Copy nothing but the text: reproduce each line of the listing exactly and leave the pictures out.

━━ Listed records ━━

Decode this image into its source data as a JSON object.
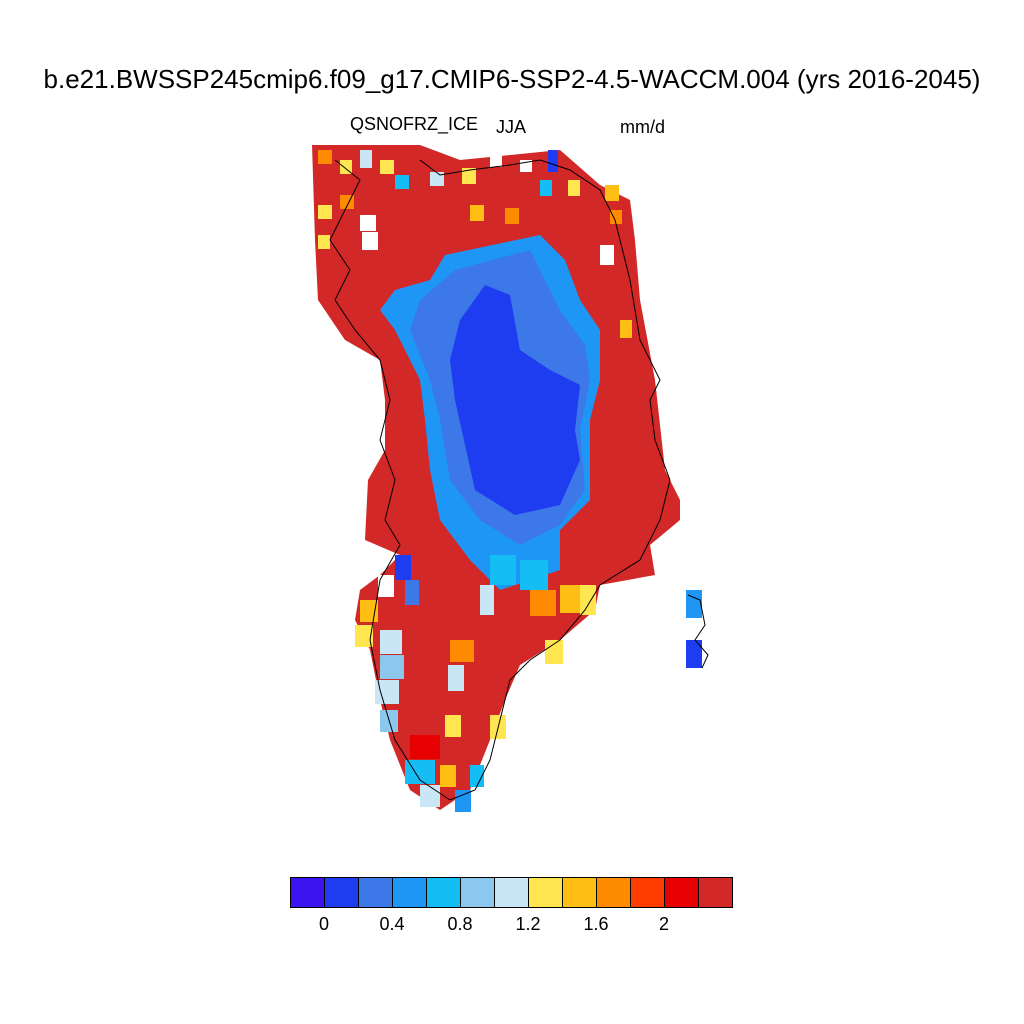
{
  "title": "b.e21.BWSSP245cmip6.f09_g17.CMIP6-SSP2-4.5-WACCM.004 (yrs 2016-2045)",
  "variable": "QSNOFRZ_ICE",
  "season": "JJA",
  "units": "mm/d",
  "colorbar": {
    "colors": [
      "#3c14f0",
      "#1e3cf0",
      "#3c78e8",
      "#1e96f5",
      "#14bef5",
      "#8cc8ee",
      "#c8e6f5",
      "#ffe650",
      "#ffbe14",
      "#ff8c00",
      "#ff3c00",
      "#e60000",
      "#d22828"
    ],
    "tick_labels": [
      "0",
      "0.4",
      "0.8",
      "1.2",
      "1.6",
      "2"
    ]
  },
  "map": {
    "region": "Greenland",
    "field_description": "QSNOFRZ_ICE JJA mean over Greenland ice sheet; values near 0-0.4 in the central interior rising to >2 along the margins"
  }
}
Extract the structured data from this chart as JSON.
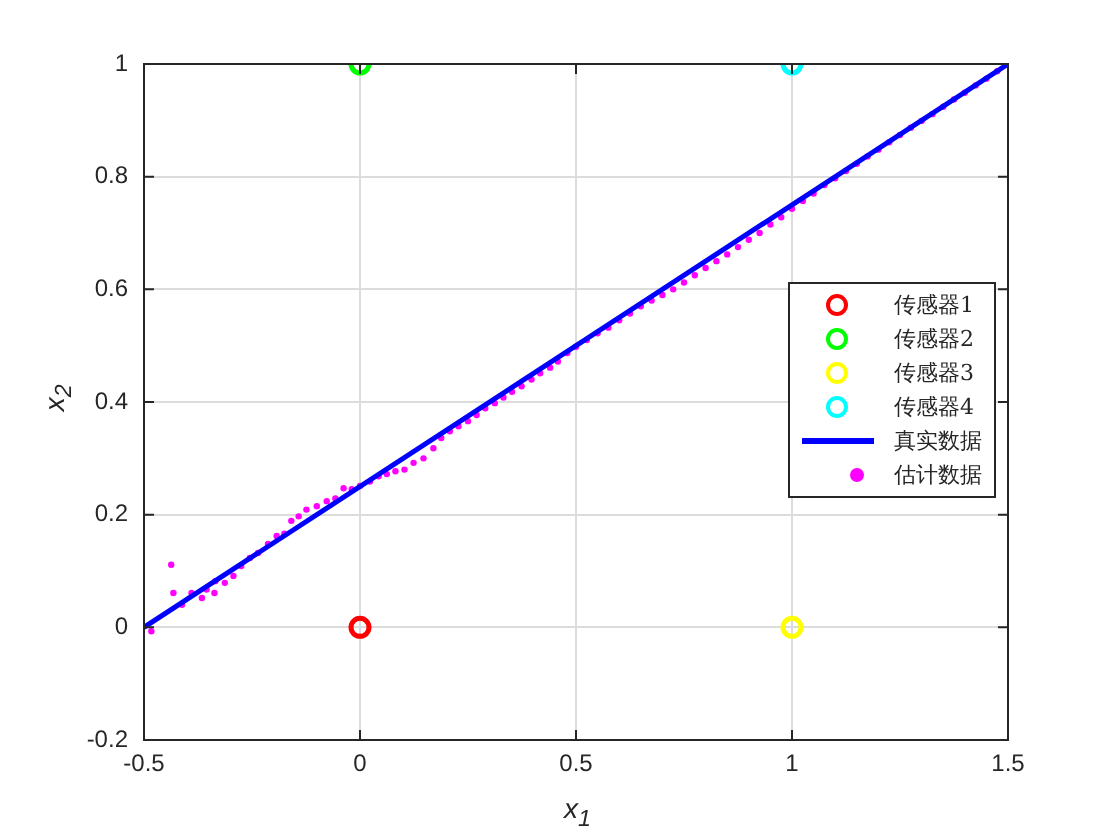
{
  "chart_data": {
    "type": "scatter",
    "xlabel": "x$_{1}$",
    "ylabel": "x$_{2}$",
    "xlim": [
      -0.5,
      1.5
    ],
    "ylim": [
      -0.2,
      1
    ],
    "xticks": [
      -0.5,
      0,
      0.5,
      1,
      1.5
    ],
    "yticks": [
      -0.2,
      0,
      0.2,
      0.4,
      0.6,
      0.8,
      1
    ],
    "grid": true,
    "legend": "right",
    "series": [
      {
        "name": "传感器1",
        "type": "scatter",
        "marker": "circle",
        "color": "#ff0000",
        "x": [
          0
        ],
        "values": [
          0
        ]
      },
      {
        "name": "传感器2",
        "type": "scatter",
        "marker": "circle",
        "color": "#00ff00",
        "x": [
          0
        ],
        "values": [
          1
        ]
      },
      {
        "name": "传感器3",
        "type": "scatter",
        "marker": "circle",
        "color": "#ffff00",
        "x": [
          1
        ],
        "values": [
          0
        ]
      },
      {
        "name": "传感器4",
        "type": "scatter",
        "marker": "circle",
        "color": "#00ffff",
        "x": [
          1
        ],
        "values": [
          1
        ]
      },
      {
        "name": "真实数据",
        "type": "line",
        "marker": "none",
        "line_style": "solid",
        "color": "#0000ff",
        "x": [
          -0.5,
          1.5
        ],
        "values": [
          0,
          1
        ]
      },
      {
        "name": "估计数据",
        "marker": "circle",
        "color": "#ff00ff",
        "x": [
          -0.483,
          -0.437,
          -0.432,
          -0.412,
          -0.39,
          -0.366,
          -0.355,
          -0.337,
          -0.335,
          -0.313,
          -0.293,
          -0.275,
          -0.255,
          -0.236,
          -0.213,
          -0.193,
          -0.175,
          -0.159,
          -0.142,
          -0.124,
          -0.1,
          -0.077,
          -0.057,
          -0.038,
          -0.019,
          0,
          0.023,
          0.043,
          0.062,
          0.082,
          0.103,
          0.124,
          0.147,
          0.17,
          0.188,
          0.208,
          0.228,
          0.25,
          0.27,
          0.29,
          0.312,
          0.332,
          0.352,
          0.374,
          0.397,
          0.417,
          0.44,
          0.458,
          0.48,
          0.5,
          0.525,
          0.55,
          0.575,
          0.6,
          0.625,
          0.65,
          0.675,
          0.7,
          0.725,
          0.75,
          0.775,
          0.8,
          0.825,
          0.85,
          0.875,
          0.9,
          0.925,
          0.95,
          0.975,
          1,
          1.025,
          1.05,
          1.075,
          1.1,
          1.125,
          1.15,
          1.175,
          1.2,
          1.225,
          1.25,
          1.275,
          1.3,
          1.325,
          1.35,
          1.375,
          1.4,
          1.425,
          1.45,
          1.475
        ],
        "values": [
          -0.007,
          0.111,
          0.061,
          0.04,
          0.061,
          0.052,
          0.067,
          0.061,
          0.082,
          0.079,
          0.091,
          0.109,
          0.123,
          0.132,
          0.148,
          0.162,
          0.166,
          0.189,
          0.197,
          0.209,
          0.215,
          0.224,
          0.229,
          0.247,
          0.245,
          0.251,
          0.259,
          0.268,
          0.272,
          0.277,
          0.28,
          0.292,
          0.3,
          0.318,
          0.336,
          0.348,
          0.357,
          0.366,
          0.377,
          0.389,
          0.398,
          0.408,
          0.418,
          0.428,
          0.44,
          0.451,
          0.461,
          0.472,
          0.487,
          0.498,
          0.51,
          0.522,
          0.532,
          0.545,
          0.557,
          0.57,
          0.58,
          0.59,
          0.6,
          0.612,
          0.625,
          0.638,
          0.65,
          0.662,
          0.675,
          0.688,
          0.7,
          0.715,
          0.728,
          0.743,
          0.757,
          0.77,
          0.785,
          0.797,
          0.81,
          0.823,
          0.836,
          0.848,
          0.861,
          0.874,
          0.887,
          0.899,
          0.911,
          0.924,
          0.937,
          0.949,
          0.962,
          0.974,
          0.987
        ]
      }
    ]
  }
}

━━━

Finished exercise:
Decode this image into its source data as a JSON object.
{
  "title": "b.e21.BWSSP245cmip6.f09_g17.CMIP6-SSP2-4.5-WACCM.004 (yrs 2016-2045)",
  "variable": "QSNOFRZ_ICE",
  "season": "JJA",
  "units": "mm/d",
  "colorbar": {
    "colors": [
      "#3c14f0",
      "#1e3cf0",
      "#3c78e8",
      "#1e96f5",
      "#14bef5",
      "#8cc8ee",
      "#c8e6f5",
      "#ffe650",
      "#ffbe14",
      "#ff8c00",
      "#ff3c00",
      "#e60000",
      "#d22828"
    ],
    "tick_labels": [
      "0",
      "0.4",
      "0.8",
      "1.2",
      "1.6",
      "2"
    ]
  },
  "map": {
    "region": "Greenland",
    "field_description": "QSNOFRZ_ICE JJA mean over Greenland ice sheet; values near 0-0.4 in the central interior rising to >2 along the margins"
  }
}
Extract the structured data from this chart as JSON.
{
  "chart_data": {
    "type": "scatter",
    "xlabel": "x$_{1}$",
    "ylabel": "x$_{2}$",
    "xlim": [
      -0.5,
      1.5
    ],
    "ylim": [
      -0.2,
      1
    ],
    "xticks": [
      -0.5,
      0,
      0.5,
      1,
      1.5
    ],
    "yticks": [
      -0.2,
      0,
      0.2,
      0.4,
      0.6,
      0.8,
      1
    ],
    "grid": true,
    "legend": "right",
    "series": [
      {
        "name": "传感器1",
        "type": "scatter",
        "marker": "circle",
        "color": "#ff0000",
        "x": [
          0
        ],
        "values": [
          0
        ]
      },
      {
        "name": "传感器2",
        "type": "scatter",
        "marker": "circle",
        "color": "#00ff00",
        "x": [
          0
        ],
        "values": [
          1
        ]
      },
      {
        "name": "传感器3",
        "type": "scatter",
        "marker": "circle",
        "color": "#ffff00",
        "x": [
          1
        ],
        "values": [
          0
        ]
      },
      {
        "name": "传感器4",
        "type": "scatter",
        "marker": "circle",
        "color": "#00ffff",
        "x": [
          1
        ],
        "values": [
          1
        ]
      },
      {
        "name": "真实数据",
        "type": "line",
        "marker": "none",
        "line_style": "solid",
        "color": "#0000ff",
        "x": [
          -0.5,
          1.5
        ],
        "values": [
          0,
          1
        ]
      },
      {
        "name": "估计数据",
        "marker": "circle",
        "color": "#ff00ff",
        "x": [
          -0.483,
          -0.437,
          -0.432,
          -0.412,
          -0.39,
          -0.366,
          -0.355,
          -0.337,
          -0.335,
          -0.313,
          -0.293,
          -0.275,
          -0.255,
          -0.236,
          -0.213,
          -0.193,
          -0.175,
          -0.159,
          -0.142,
          -0.124,
          -0.1,
          -0.077,
          -0.057,
          -0.038,
          -0.019,
          0,
          0.023,
          0.043,
          0.062,
          0.082,
          0.103,
          0.124,
          0.147,
          0.17,
          0.188,
          0.208,
          0.228,
          0.25,
          0.27,
          0.29,
          0.312,
          0.332,
          0.352,
          0.374,
          0.397,
          0.417,
          0.44,
          0.458,
          0.48,
          0.5,
          0.525,
          0.55,
          0.575,
          0.6,
          0.625,
          0.65,
          0.675,
          0.7,
          0.725,
          0.75,
          0.775,
          0.8,
          0.825,
          0.85,
          0.875,
          0.9,
          0.925,
          0.95,
          0.975,
          1,
          1.025,
          1.05,
          1.075,
          1.1,
          1.125,
          1.15,
          1.175,
          1.2,
          1.225,
          1.25,
          1.275,
          1.3,
          1.325,
          1.35,
          1.375,
          1.4,
          1.425,
          1.45,
          1.475
        ],
        "values": [
          -0.007,
          0.111,
          0.061,
          0.04,
          0.061,
          0.052,
          0.067,
          0.061,
          0.082,
          0.079,
          0.091,
          0.109,
          0.123,
          0.132,
          0.148,
          0.162,
          0.166,
          0.189,
          0.197,
          0.209,
          0.215,
          0.224,
          0.229,
          0.247,
          0.245,
          0.251,
          0.259,
          0.268,
          0.272,
          0.277,
          0.28,
          0.292,
          0.3,
          0.318,
          0.336,
          0.348,
          0.357,
          0.366,
          0.377,
          0.389,
          0.398,
          0.408,
          0.418,
          0.428,
          0.44,
          0.451,
          0.461,
          0.472,
          0.487,
          0.498,
          0.51,
          0.522,
          0.532,
          0.545,
          0.557,
          0.57,
          0.58,
          0.59,
          0.6,
          0.612,
          0.625,
          0.638,
          0.65,
          0.662,
          0.675,
          0.688,
          0.7,
          0.715,
          0.728,
          0.743,
          0.757,
          0.77,
          0.785,
          0.797,
          0.81,
          0.823,
          0.836,
          0.848,
          0.861,
          0.874,
          0.887,
          0.899,
          0.911,
          0.924,
          0.937,
          0.949,
          0.962,
          0.974,
          0.987
        ]
      }
    ]
  }
}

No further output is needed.